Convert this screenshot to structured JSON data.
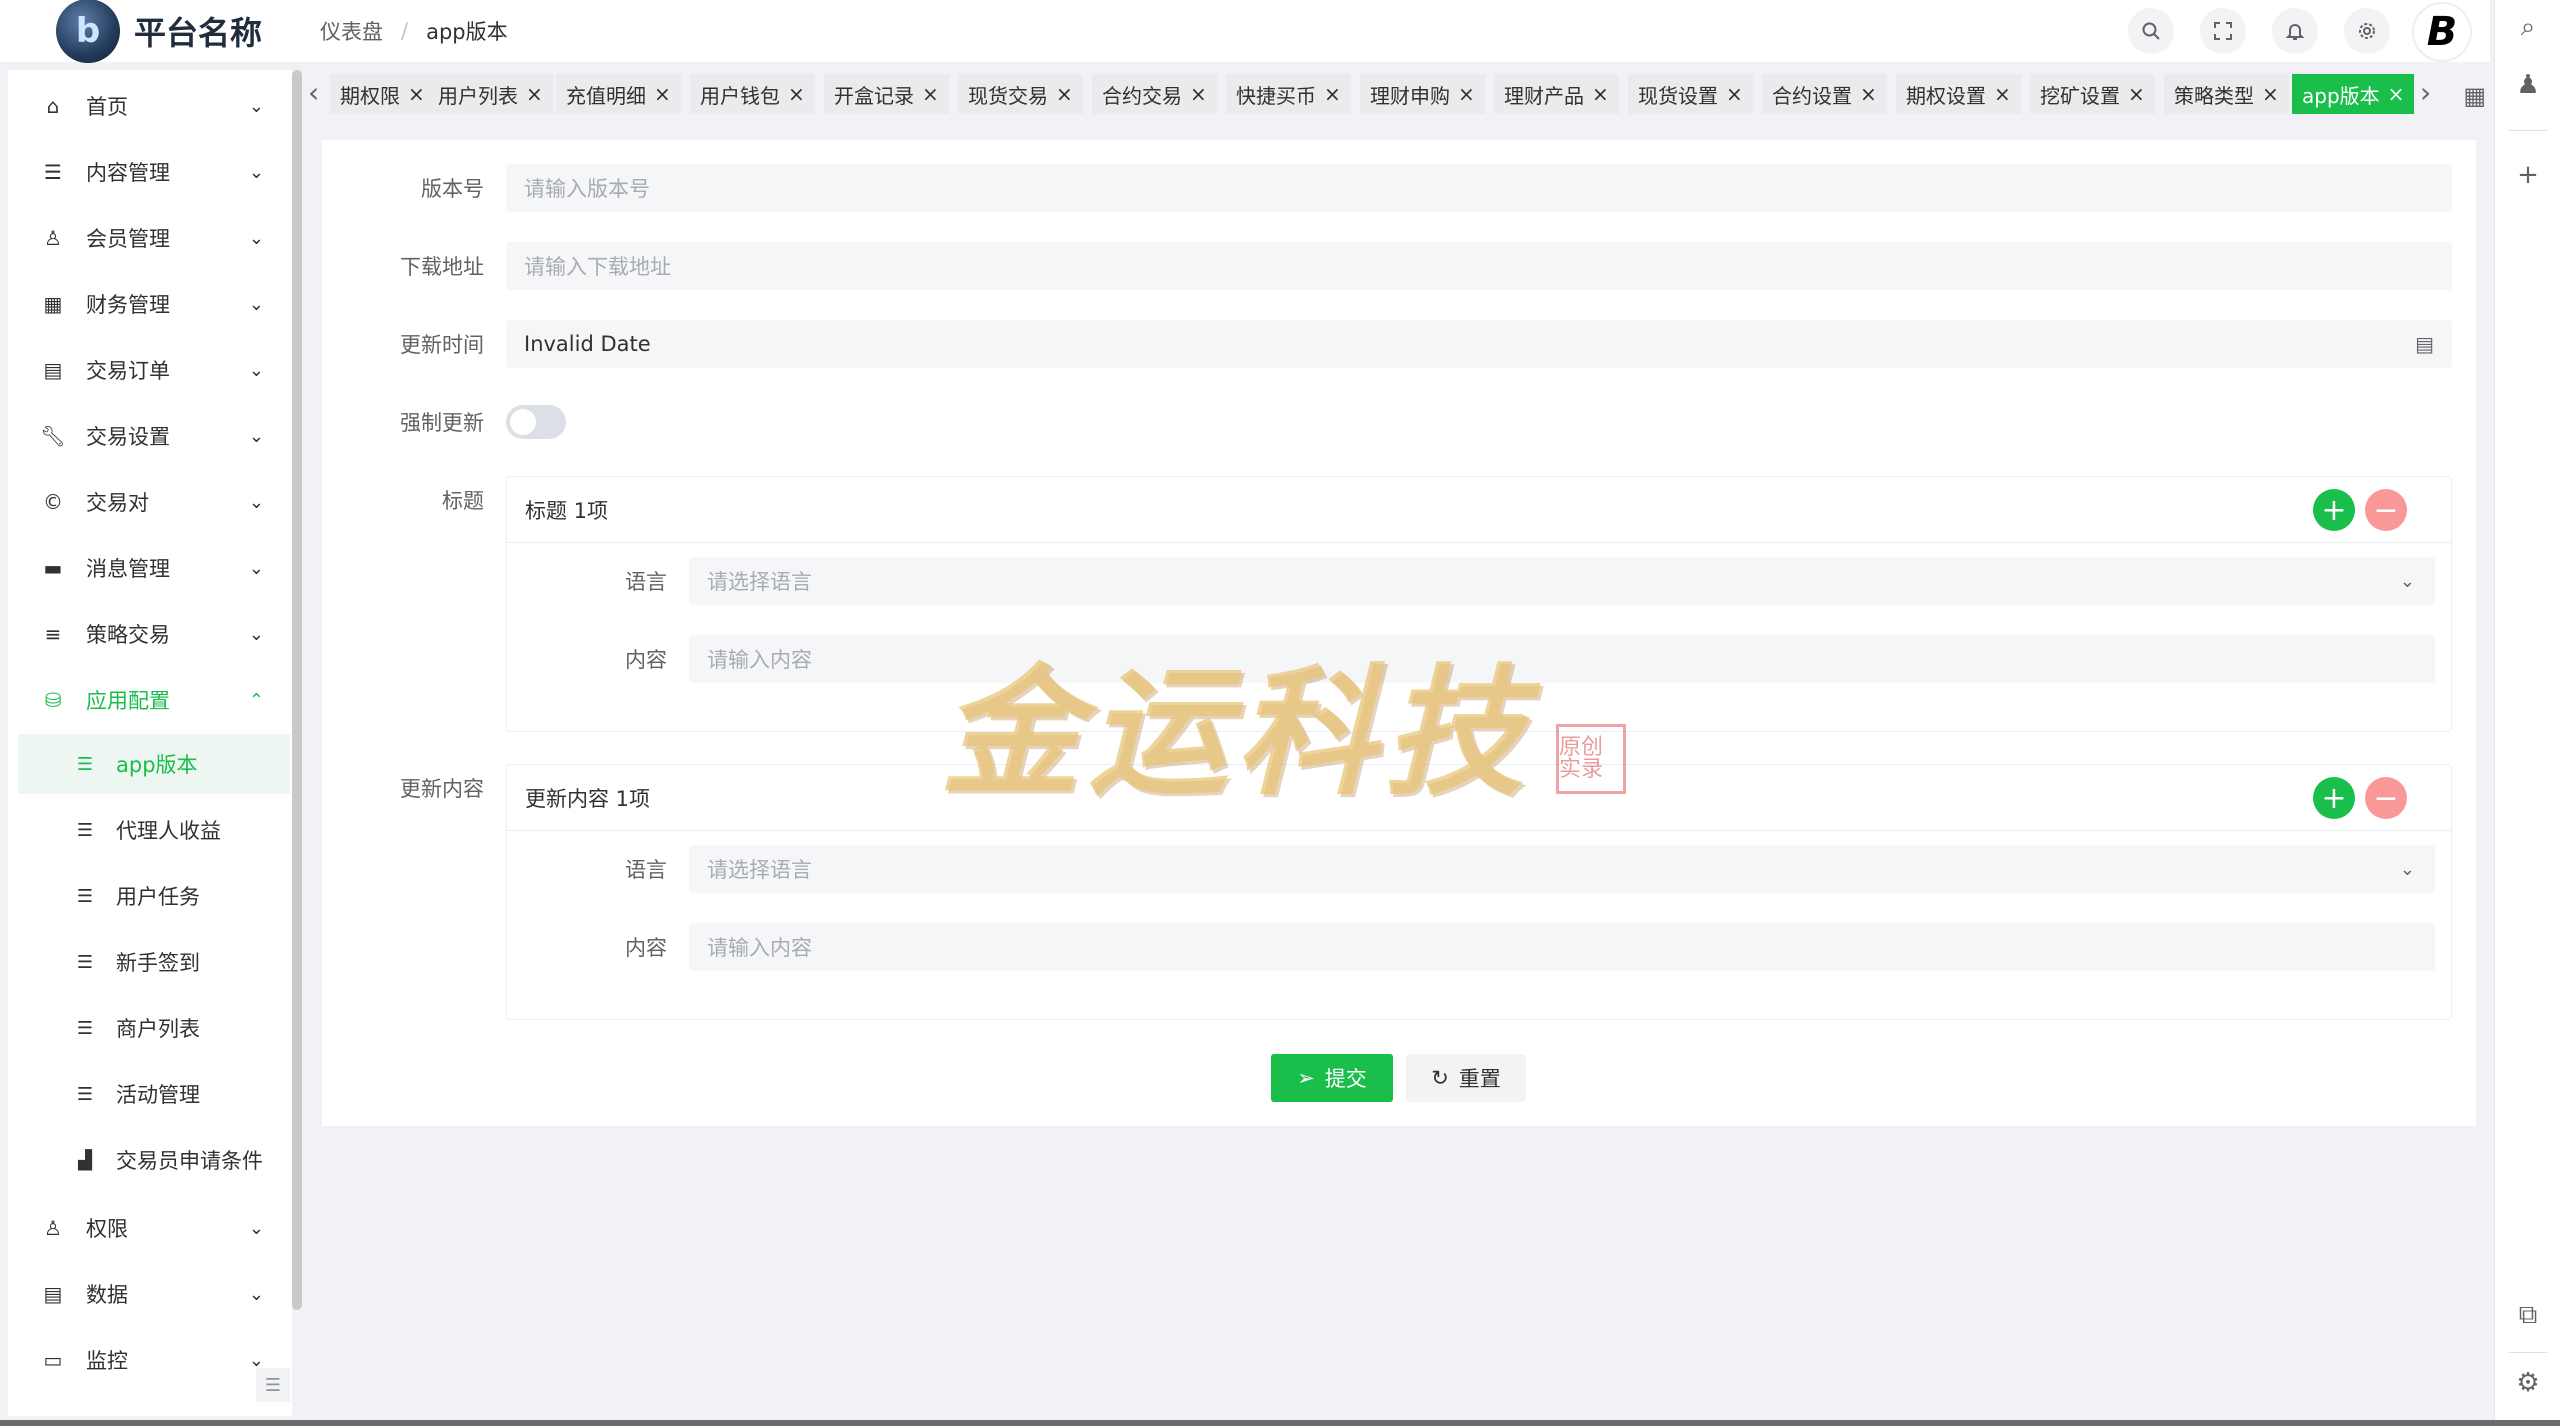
{
  "header": {
    "platform_name": "平台名称",
    "breadcrumb_home": "仪表盘",
    "breadcrumb_sep": "/",
    "breadcrumb_current": "app版本",
    "avatar_letter": "B"
  },
  "sidebar": {
    "items": [
      {
        "label": "首页",
        "icon": "home-icon"
      },
      {
        "label": "内容管理",
        "icon": "list-icon"
      },
      {
        "label": "会员管理",
        "icon": "user-icon"
      },
      {
        "label": "财务管理",
        "icon": "ledger-icon"
      },
      {
        "label": "交易订单",
        "icon": "table-icon"
      },
      {
        "label": "交易设置",
        "icon": "wrench-icon"
      },
      {
        "label": "交易对",
        "icon": "copyright-icon"
      },
      {
        "label": "消息管理",
        "icon": "message-icon"
      },
      {
        "label": "策略交易",
        "icon": "menu-icon"
      },
      {
        "label": "应用配置",
        "icon": "database-icon"
      }
    ],
    "sub_items": [
      {
        "label": "app版本"
      },
      {
        "label": "代理人收益"
      },
      {
        "label": "用户任务"
      },
      {
        "label": "新手签到"
      },
      {
        "label": "商户列表"
      },
      {
        "label": "活动管理"
      },
      {
        "label": "交易员申请条件"
      }
    ],
    "bottom_items": [
      {
        "label": "权限",
        "icon": "user-lock-icon"
      },
      {
        "label": "数据",
        "icon": "data-icon"
      },
      {
        "label": "监控",
        "icon": "monitor-icon"
      }
    ]
  },
  "tabs": [
    {
      "label": "期权限"
    },
    {
      "label": "用户列表"
    },
    {
      "label": "充值明细"
    },
    {
      "label": "用户钱包"
    },
    {
      "label": "开盒记录"
    },
    {
      "label": "现货交易"
    },
    {
      "label": "合约交易"
    },
    {
      "label": "快捷买币"
    },
    {
      "label": "理财申购"
    },
    {
      "label": "理财产品"
    },
    {
      "label": "现货设置"
    },
    {
      "label": "合约设置"
    },
    {
      "label": "期权设置"
    },
    {
      "label": "挖矿设置"
    },
    {
      "label": "策略类型"
    },
    {
      "label": "app版本"
    }
  ],
  "form": {
    "version_label": "版本号",
    "version_placeholder": "请输入版本号",
    "download_label": "下载地址",
    "download_placeholder": "请输入下载地址",
    "update_time_label": "更新时间",
    "update_time_value": "Invalid Date",
    "force_update_label": "强制更新",
    "force_update_on": false,
    "title_label": "标题",
    "title_card_head": "标题 1项",
    "update_content_label": "更新内容",
    "update_card_head": "更新内容 1项",
    "language_label": "语言",
    "language_placeholder": "请选择语言",
    "content_label": "内容",
    "content_placeholder": "请输入内容",
    "submit_label": "提交",
    "reset_label": "重置"
  },
  "watermark": {
    "text": "金运科技",
    "seal_text": "原创实录"
  },
  "colors": {
    "accent": "#19be4b",
    "minus": "#f89898"
  }
}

*TASK TO COMPLETE*
Copy every line of the listing where the word "app版本" appears.

*EXPECTED ANSWER*
    "breadcrumb_current": "app版本",
        "label": "app版本"
      "label": "app版本"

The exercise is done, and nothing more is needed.